Task:
Skip the images and return the records below exactly.

Figure contents as structured data:
-----

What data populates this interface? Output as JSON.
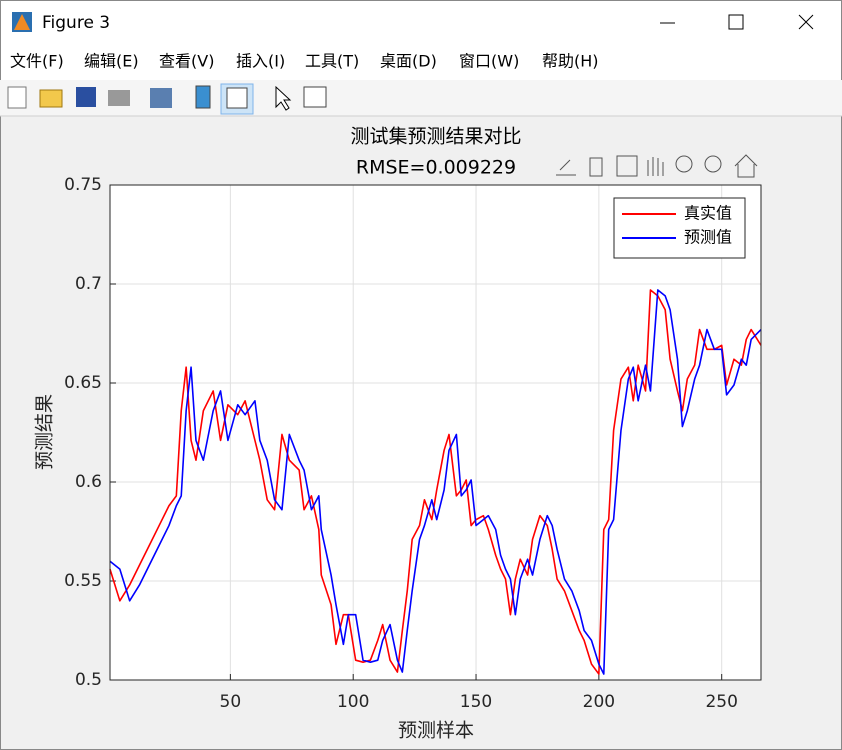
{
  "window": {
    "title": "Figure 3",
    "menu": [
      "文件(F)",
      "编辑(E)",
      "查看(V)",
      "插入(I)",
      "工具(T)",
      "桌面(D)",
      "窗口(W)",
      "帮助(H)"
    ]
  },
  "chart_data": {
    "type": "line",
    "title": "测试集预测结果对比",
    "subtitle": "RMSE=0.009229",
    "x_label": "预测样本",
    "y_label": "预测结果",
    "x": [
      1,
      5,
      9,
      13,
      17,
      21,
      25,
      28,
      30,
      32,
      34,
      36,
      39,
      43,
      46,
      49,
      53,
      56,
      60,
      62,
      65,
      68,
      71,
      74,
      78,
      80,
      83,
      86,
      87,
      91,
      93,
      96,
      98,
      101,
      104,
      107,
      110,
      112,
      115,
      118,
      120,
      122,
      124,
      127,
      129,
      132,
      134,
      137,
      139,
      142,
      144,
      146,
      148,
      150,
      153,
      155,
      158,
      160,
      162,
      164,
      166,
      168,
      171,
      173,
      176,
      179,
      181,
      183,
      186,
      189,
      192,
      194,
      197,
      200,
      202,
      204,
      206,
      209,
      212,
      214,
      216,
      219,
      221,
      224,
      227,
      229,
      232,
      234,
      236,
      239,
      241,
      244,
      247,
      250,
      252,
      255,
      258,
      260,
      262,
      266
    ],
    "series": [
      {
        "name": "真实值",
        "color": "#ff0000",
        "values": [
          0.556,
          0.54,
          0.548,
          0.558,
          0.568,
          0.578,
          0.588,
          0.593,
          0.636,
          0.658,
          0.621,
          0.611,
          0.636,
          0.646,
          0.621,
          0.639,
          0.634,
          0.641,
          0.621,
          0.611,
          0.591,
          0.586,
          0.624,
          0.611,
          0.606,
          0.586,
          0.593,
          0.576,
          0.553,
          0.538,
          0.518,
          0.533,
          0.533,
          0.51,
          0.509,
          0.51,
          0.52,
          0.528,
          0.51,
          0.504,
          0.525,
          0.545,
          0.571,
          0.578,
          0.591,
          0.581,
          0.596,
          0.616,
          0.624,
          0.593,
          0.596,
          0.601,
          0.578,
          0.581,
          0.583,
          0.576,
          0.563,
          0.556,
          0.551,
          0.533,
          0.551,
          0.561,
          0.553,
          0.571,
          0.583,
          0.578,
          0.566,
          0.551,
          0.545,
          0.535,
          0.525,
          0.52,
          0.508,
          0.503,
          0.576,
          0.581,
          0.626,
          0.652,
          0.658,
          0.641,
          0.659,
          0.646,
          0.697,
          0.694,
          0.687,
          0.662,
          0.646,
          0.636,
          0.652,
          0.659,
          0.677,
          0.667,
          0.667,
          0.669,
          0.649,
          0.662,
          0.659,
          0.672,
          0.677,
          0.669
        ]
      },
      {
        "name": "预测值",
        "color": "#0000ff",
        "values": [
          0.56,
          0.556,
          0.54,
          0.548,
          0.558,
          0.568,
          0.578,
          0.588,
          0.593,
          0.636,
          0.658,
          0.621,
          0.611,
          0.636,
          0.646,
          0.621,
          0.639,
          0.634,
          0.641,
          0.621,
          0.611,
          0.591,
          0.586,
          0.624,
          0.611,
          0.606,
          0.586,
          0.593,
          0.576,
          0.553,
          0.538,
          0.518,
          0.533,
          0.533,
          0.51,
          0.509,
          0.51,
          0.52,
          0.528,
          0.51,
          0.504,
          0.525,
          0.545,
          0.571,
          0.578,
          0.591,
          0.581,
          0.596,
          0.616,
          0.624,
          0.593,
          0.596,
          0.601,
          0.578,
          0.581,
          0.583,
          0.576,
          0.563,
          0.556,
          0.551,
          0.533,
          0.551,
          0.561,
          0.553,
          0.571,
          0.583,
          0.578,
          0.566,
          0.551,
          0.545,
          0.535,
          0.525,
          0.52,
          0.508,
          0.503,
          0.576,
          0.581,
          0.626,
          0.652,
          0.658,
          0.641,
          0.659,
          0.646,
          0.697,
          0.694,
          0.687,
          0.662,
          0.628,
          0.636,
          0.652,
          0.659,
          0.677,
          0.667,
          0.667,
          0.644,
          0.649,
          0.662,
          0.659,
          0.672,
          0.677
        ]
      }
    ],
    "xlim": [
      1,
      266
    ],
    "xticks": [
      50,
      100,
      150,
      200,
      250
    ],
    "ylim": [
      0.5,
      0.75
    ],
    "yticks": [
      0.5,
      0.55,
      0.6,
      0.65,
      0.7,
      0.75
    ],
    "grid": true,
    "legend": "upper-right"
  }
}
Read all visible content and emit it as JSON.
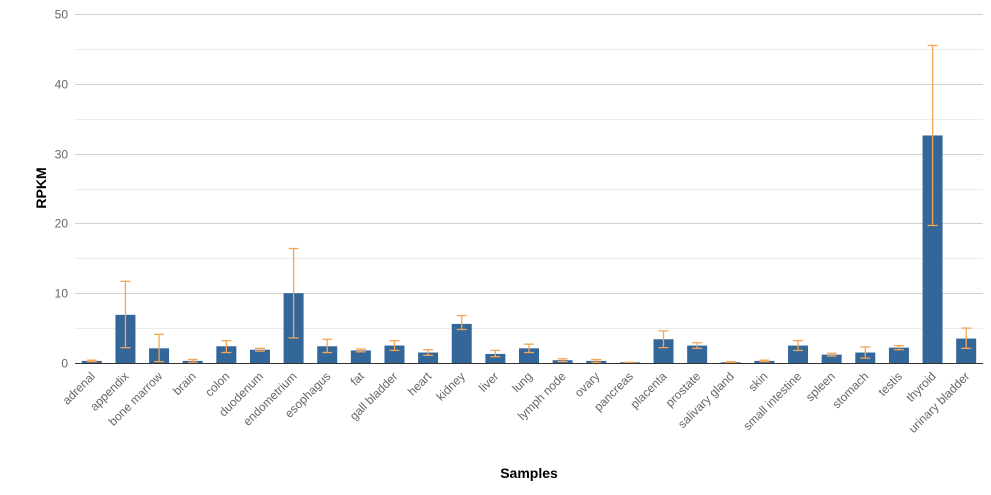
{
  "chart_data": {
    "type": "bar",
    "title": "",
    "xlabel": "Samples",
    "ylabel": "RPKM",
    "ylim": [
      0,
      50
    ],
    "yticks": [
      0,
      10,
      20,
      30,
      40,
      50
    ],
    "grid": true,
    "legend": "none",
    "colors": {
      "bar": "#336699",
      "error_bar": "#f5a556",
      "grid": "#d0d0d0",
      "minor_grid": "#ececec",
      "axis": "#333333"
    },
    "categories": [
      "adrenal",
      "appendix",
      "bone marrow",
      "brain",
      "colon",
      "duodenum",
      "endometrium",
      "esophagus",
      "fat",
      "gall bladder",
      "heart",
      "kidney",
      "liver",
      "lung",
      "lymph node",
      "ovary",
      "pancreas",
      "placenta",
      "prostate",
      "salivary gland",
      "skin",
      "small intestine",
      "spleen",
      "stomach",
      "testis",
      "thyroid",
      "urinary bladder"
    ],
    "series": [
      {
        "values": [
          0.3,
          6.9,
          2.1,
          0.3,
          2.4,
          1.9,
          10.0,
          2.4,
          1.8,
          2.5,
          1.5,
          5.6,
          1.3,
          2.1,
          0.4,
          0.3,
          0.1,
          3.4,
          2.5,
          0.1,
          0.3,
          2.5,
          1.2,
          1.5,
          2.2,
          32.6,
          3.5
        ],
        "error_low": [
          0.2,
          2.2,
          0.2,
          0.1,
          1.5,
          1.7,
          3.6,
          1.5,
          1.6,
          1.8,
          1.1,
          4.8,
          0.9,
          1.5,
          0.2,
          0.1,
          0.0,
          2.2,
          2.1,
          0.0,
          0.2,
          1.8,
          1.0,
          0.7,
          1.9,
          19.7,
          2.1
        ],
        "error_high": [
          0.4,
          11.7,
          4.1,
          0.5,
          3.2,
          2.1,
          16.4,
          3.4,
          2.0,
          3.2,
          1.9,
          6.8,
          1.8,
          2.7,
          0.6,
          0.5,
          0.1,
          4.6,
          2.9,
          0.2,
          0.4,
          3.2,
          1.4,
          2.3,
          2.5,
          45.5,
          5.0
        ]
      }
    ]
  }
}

-----

Output below:
What data populates this interface? Output as JSON.
{
  "window": {
    "title": "Figure 3",
    "menu": [
      "文件(F)",
      "编辑(E)",
      "查看(V)",
      "插入(I)",
      "工具(T)",
      "桌面(D)",
      "窗口(W)",
      "帮助(H)"
    ]
  },
  "chart_data": {
    "type": "line",
    "title": "测试集预测结果对比",
    "subtitle": "RMSE=0.009229",
    "x_label": "预测样本",
    "y_label": "预测结果",
    "x": [
      1,
      5,
      9,
      13,
      17,
      21,
      25,
      28,
      30,
      32,
      34,
      36,
      39,
      43,
      46,
      49,
      53,
      56,
      60,
      62,
      65,
      68,
      71,
      74,
      78,
      80,
      83,
      86,
      87,
      91,
      93,
      96,
      98,
      101,
      104,
      107,
      110,
      112,
      115,
      118,
      120,
      122,
      124,
      127,
      129,
      132,
      134,
      137,
      139,
      142,
      144,
      146,
      148,
      150,
      153,
      155,
      158,
      160,
      162,
      164,
      166,
      168,
      171,
      173,
      176,
      179,
      181,
      183,
      186,
      189,
      192,
      194,
      197,
      200,
      202,
      204,
      206,
      209,
      212,
      214,
      216,
      219,
      221,
      224,
      227,
      229,
      232,
      234,
      236,
      239,
      241,
      244,
      247,
      250,
      252,
      255,
      258,
      260,
      262,
      266
    ],
    "series": [
      {
        "name": "真实值",
        "color": "#ff0000",
        "values": [
          0.556,
          0.54,
          0.548,
          0.558,
          0.568,
          0.578,
          0.588,
          0.593,
          0.636,
          0.658,
          0.621,
          0.611,
          0.636,
          0.646,
          0.621,
          0.639,
          0.634,
          0.641,
          0.621,
          0.611,
          0.591,
          0.586,
          0.624,
          0.611,
          0.606,
          0.586,
          0.593,
          0.576,
          0.553,
          0.538,
          0.518,
          0.533,
          0.533,
          0.51,
          0.509,
          0.51,
          0.52,
          0.528,
          0.51,
          0.504,
          0.525,
          0.545,
          0.571,
          0.578,
          0.591,
          0.581,
          0.596,
          0.616,
          0.624,
          0.593,
          0.596,
          0.601,
          0.578,
          0.581,
          0.583,
          0.576,
          0.563,
          0.556,
          0.551,
          0.533,
          0.551,
          0.561,
          0.553,
          0.571,
          0.583,
          0.578,
          0.566,
          0.551,
          0.545,
          0.535,
          0.525,
          0.52,
          0.508,
          0.503,
          0.576,
          0.581,
          0.626,
          0.652,
          0.658,
          0.641,
          0.659,
          0.646,
          0.697,
          0.694,
          0.687,
          0.662,
          0.646,
          0.636,
          0.652,
          0.659,
          0.677,
          0.667,
          0.667,
          0.669,
          0.649,
          0.662,
          0.659,
          0.672,
          0.677,
          0.669
        ]
      },
      {
        "name": "预测值",
        "color": "#0000ff",
        "values": [
          0.56,
          0.556,
          0.54,
          0.548,
          0.558,
          0.568,
          0.578,
          0.588,
          0.593,
          0.636,
          0.658,
          0.621,
          0.611,
          0.636,
          0.646,
          0.621,
          0.639,
          0.634,
          0.641,
          0.621,
          0.611,
          0.591,
          0.586,
          0.624,
          0.611,
          0.606,
          0.586,
          0.593,
          0.576,
          0.553,
          0.538,
          0.518,
          0.533,
          0.533,
          0.51,
          0.509,
          0.51,
          0.52,
          0.528,
          0.51,
          0.504,
          0.525,
          0.545,
          0.571,
          0.578,
          0.591,
          0.581,
          0.596,
          0.616,
          0.624,
          0.593,
          0.596,
          0.601,
          0.578,
          0.581,
          0.583,
          0.576,
          0.563,
          0.556,
          0.551,
          0.533,
          0.551,
          0.561,
          0.553,
          0.571,
          0.583,
          0.578,
          0.566,
          0.551,
          0.545,
          0.535,
          0.525,
          0.52,
          0.508,
          0.503,
          0.576,
          0.581,
          0.626,
          0.652,
          0.658,
          0.641,
          0.659,
          0.646,
          0.697,
          0.694,
          0.687,
          0.662,
          0.628,
          0.636,
          0.652,
          0.659,
          0.677,
          0.667,
          0.667,
          0.644,
          0.649,
          0.662,
          0.659,
          0.672,
          0.677
        ]
      }
    ],
    "xlim": [
      1,
      266
    ],
    "xticks": [
      50,
      100,
      150,
      200,
      250
    ],
    "ylim": [
      0.5,
      0.75
    ],
    "yticks": [
      0.5,
      0.55,
      0.6,
      0.65,
      0.7,
      0.75
    ],
    "grid": true,
    "legend": "upper-right"
  }
}
Read all visible content and emit it as JSON.
{
  "chart_data": {
    "type": "bar",
    "title": "",
    "xlabel": "Samples",
    "ylabel": "RPKM",
    "ylim": [
      0,
      50
    ],
    "yticks": [
      0,
      10,
      20,
      30,
      40,
      50
    ],
    "grid": true,
    "legend": "none",
    "colors": {
      "bar": "#336699",
      "error_bar": "#f5a556",
      "grid": "#d0d0d0",
      "minor_grid": "#ececec",
      "axis": "#333333"
    },
    "categories": [
      "adrenal",
      "appendix",
      "bone marrow",
      "brain",
      "colon",
      "duodenum",
      "endometrium",
      "esophagus",
      "fat",
      "gall bladder",
      "heart",
      "kidney",
      "liver",
      "lung",
      "lymph node",
      "ovary",
      "pancreas",
      "placenta",
      "prostate",
      "salivary gland",
      "skin",
      "small intestine",
      "spleen",
      "stomach",
      "testis",
      "thyroid",
      "urinary bladder"
    ],
    "series": [
      {
        "values": [
          0.3,
          6.9,
          2.1,
          0.3,
          2.4,
          1.9,
          10.0,
          2.4,
          1.8,
          2.5,
          1.5,
          5.6,
          1.3,
          2.1,
          0.4,
          0.3,
          0.1,
          3.4,
          2.5,
          0.1,
          0.3,
          2.5,
          1.2,
          1.5,
          2.2,
          32.6,
          3.5
        ],
        "error_low": [
          0.2,
          2.2,
          0.2,
          0.1,
          1.5,
          1.7,
          3.6,
          1.5,
          1.6,
          1.8,
          1.1,
          4.8,
          0.9,
          1.5,
          0.2,
          0.1,
          0.0,
          2.2,
          2.1,
          0.0,
          0.2,
          1.8,
          1.0,
          0.7,
          1.9,
          19.7,
          2.1
        ],
        "error_high": [
          0.4,
          11.7,
          4.1,
          0.5,
          3.2,
          2.1,
          16.4,
          3.4,
          2.0,
          3.2,
          1.9,
          6.8,
          1.8,
          2.7,
          0.6,
          0.5,
          0.1,
          4.6,
          2.9,
          0.2,
          0.4,
          3.2,
          1.4,
          2.3,
          2.5,
          45.5,
          5.0
        ]
      }
    ]
  }
}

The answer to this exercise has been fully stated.